### SUPPLIED TEXT
--- --- ---

# Hi everyone



## ev1lchris (Aug 9, 2014)

I'm going to be teaching in Zhengzhou and just wanted to say hello.

I went to Asia and returned about four months ago. Living in the States just doesn't cut it anymore.

Hope to get to know some of you.


----------



## Eric in china (Jul 8, 2014)

I worked in Zengzhou for a couple of years, not a bad place to be. I am now on the east coast and been in China for the last 20 years.


----------



## ev1lchris (Aug 9, 2014)

Hi Eric. Where are you now?


----------



## Eric in china (Jul 8, 2014)

ev1lchris said:


> Hi Eric. Where are you now?


At the present I am in Jiangsu province in a small city named Hai'an, just north of Shanghai, by the end of this year will move to Wushi for a few months and then off to Chongqing in Sichuan as a share holder in a business there and that is where I will probably buy a home and settle down.

--- --- ---

### DATA FOR ANALYSIS

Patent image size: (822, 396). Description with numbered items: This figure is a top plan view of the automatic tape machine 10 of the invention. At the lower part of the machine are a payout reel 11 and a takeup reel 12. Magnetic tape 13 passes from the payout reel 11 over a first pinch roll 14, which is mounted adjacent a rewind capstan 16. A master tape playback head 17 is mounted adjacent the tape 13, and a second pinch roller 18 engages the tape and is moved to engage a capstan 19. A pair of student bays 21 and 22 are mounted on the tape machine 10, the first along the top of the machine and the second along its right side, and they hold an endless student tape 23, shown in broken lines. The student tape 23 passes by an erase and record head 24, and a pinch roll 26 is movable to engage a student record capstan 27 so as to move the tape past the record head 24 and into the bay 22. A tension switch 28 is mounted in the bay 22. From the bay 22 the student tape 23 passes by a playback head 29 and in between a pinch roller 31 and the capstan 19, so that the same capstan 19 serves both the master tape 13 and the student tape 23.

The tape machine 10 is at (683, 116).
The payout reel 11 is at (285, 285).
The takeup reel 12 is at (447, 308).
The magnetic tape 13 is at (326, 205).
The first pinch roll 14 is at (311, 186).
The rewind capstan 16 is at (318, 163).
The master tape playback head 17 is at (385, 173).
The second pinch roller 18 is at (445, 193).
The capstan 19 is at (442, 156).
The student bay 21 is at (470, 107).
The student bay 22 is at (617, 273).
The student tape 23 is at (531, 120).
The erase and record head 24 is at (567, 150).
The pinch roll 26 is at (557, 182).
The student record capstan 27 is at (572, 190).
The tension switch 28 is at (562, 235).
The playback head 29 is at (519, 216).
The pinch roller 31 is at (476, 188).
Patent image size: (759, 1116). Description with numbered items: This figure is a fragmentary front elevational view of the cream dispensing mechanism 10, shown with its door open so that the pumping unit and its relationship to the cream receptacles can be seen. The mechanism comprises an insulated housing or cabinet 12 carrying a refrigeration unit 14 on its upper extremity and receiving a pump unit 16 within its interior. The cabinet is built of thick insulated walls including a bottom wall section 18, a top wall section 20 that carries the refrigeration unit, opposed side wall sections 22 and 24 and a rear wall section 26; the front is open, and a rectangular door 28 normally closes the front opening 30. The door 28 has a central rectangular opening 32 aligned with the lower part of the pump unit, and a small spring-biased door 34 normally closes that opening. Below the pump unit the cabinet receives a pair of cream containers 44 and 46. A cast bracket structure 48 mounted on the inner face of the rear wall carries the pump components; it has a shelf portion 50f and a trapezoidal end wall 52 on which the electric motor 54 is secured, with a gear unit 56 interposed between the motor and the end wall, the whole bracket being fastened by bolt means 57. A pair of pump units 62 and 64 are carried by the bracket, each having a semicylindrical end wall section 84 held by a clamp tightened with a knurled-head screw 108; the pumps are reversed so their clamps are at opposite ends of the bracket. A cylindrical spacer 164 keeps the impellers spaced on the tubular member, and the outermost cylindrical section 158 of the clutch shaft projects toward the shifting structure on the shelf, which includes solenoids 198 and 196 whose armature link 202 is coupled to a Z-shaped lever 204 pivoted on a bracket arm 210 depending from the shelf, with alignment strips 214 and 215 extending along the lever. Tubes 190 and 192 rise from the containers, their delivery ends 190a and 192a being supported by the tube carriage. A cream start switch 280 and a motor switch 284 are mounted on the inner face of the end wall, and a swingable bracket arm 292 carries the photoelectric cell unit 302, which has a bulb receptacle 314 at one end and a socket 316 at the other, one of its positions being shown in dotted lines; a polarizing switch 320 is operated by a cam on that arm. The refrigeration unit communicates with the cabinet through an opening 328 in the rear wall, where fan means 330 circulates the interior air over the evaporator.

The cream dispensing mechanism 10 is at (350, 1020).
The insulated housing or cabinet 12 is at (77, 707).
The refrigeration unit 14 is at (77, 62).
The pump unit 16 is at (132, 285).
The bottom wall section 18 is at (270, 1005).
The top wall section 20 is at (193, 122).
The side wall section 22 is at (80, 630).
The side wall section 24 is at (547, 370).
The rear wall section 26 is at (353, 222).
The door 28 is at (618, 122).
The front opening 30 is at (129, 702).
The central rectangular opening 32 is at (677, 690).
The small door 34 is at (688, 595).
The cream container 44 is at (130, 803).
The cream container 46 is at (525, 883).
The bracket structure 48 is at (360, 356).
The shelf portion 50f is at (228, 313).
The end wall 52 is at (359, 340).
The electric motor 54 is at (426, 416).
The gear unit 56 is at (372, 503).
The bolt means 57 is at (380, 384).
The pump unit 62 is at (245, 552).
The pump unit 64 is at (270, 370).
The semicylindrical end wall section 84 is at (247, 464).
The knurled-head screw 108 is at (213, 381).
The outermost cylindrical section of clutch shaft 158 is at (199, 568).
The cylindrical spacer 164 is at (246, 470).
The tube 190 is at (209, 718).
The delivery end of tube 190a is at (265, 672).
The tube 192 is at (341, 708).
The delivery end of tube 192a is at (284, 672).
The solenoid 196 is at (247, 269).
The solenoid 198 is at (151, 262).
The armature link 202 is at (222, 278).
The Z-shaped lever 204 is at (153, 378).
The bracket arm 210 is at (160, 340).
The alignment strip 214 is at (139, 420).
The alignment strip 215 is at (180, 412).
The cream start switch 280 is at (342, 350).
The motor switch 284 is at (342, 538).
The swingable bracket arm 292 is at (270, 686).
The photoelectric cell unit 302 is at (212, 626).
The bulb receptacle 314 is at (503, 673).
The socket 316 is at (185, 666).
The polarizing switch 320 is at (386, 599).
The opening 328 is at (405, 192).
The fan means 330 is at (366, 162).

--- --- ---

### REQUIRED ACTION
In the forum thread, how long does Eric in china say he has been in China?

### ANSWER SPACE
For the last 20 years.